What is expected =>
Extract the text of every entry below exactly; leave images out.

Exercise inputs =>
--

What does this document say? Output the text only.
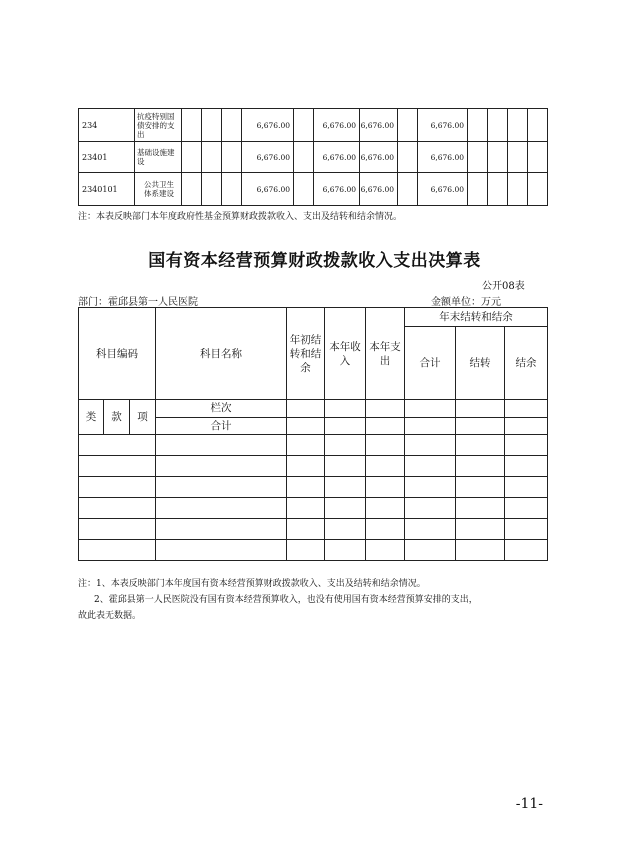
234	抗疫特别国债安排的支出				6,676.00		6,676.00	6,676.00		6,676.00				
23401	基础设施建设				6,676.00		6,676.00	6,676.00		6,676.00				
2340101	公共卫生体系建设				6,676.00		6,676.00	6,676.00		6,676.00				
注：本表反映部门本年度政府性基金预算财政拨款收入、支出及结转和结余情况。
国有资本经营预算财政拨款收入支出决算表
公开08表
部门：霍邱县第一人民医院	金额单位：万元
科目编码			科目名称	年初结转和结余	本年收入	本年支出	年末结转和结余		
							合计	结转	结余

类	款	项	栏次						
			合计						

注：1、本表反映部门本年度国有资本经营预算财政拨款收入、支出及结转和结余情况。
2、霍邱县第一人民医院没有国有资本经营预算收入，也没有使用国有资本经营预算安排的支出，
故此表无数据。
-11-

--

Worked answer =>
What does this document say? Output the text only.
234	抗疫特别国债安排的支出				6,676.00		6,676.00	6,676.00		6,676.00				
23401	基础设施建设				6,676.00		6,676.00	6,676.00		6,676.00				
2340101	公共卫生体系建设				6,676.00		6,676.00	6,676.00		6,676.00				
注：本表反映部门本年度政府性基金预算财政拨款收入、支出及结转和结余情况。
国有资本经营预算财政拨款收入支出决算表
公开08表
部门：霍邱县第一人民医院	金额单位：万元
科目编码			科目名称	年初结转和结余	本年收入	本年支出	年末结转和结余		
							合计	结转	结余

类	款	项	栏次						
			合计						

注：1、本表反映部门本年度国有资本经营预算财政拨款收入、支出及结转和结余情况。
2、霍邱县第一人民医院没有国有资本经营预算收入，也没有使用国有资本经营预算安排的支出，
故此表无数据。
-11-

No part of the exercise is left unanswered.